(Source data)
# # # # #

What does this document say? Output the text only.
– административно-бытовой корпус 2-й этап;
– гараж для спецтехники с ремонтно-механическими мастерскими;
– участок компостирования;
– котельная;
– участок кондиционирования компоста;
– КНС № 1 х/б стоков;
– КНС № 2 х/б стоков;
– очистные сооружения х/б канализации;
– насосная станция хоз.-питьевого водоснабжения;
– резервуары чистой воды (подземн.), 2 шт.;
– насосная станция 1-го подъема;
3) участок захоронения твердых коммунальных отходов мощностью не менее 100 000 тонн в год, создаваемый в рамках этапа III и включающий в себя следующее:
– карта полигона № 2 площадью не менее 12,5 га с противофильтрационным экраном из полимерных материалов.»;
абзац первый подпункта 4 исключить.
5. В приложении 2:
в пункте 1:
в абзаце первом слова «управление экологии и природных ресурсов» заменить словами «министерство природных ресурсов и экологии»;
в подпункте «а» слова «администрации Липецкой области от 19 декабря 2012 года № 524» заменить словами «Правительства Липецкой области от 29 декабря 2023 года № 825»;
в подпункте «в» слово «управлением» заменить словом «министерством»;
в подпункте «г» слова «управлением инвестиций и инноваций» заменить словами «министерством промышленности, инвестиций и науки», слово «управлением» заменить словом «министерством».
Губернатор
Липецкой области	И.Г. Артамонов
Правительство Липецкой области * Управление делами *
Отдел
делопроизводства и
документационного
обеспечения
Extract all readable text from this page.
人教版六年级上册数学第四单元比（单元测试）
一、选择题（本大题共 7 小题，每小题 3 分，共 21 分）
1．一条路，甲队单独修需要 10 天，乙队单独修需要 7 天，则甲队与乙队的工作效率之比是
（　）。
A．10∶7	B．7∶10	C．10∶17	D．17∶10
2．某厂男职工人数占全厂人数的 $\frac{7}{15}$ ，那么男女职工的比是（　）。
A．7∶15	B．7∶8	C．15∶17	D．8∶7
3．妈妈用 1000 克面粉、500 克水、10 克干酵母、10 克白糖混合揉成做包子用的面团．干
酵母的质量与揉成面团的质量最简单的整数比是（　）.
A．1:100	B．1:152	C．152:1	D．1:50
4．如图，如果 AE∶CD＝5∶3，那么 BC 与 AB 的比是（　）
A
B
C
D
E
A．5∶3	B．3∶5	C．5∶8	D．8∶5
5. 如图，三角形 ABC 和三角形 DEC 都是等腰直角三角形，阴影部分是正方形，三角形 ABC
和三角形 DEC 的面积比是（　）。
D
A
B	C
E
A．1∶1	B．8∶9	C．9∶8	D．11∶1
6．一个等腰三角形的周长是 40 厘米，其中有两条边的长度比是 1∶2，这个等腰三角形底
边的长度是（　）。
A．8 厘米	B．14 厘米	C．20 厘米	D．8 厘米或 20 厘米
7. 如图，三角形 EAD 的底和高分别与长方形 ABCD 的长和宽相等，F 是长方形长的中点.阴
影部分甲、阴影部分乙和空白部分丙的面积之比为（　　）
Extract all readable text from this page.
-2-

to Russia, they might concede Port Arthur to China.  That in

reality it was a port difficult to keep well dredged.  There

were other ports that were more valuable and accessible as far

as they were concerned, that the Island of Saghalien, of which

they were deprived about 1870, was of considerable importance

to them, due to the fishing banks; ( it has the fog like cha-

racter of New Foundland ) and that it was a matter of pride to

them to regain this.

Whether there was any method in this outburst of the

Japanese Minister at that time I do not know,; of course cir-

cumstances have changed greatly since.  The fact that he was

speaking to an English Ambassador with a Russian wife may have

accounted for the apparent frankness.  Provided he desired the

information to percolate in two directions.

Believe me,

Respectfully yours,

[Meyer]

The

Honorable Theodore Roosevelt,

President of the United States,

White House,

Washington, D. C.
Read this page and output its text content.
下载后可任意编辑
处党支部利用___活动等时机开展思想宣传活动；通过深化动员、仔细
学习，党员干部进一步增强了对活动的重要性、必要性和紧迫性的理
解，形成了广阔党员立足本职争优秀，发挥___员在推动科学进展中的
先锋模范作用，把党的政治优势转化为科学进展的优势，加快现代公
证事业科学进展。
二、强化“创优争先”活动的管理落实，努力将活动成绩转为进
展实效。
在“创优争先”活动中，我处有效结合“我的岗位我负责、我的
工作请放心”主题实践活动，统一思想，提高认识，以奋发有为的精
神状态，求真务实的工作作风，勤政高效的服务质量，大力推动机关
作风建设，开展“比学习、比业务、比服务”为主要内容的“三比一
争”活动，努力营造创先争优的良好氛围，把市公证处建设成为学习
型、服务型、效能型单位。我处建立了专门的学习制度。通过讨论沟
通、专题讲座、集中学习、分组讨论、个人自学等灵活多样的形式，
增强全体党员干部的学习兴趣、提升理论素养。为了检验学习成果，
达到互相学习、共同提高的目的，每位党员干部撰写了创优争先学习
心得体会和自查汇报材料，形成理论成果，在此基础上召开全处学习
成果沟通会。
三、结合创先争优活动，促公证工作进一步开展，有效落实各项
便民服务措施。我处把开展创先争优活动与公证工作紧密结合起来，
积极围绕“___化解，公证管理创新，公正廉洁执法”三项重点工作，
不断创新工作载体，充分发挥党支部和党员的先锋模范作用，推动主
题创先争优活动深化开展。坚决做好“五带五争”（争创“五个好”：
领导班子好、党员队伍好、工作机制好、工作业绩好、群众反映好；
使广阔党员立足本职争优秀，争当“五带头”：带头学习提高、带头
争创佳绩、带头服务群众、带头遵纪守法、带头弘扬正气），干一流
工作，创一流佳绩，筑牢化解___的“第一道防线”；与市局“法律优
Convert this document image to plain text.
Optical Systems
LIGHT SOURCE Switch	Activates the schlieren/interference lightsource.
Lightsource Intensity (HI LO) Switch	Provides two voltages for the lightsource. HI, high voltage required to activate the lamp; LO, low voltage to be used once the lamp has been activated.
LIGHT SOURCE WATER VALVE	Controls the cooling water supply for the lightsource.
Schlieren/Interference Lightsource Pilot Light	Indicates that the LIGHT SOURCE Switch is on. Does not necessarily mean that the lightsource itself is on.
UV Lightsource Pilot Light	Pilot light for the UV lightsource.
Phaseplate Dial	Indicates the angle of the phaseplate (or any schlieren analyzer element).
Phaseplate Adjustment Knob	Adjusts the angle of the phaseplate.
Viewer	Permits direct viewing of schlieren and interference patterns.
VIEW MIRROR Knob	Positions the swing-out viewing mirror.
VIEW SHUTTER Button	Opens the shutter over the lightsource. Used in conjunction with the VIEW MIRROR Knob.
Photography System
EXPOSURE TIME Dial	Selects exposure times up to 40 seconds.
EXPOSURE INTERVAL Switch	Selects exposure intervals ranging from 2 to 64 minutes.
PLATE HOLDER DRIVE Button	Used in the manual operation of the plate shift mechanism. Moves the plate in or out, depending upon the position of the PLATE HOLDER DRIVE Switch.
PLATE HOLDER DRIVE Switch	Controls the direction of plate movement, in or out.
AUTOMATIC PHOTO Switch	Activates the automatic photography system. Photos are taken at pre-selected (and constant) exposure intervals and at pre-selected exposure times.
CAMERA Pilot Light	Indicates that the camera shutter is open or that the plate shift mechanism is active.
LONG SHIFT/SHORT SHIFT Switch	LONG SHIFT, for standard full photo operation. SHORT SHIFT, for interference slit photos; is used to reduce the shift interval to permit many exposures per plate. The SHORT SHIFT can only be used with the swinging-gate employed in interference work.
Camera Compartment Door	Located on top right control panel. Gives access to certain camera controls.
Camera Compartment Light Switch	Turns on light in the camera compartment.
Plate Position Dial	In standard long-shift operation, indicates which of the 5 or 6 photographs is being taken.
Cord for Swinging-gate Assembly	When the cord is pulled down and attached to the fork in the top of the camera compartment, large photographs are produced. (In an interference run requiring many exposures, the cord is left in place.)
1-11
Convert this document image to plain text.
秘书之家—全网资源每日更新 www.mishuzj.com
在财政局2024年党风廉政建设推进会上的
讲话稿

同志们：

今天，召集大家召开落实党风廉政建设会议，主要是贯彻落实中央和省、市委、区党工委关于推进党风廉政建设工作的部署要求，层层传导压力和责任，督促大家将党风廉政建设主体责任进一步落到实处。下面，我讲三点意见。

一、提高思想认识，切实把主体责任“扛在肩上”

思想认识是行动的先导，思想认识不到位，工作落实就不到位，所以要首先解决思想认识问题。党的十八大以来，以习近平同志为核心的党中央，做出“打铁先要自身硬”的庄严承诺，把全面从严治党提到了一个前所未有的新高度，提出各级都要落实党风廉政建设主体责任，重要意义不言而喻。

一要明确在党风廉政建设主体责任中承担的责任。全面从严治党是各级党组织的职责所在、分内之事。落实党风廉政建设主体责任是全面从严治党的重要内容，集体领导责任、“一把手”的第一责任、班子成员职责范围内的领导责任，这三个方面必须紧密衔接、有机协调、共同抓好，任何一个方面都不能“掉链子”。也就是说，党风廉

# # # # #

- _Instructions to follow_
Collect the lines of the records that include the string "Dial".

- _Output of the exercise_
Phaseplate Dial	Indicates the angle of the phaseplate (or any schlieren analyzer element).
EXPOSURE TIME Dial	Selects exposure times up to 40 seconds.
Plate Position Dial	In standard long-shift operation, indicates which of the 5 or 6 photographs is being taken.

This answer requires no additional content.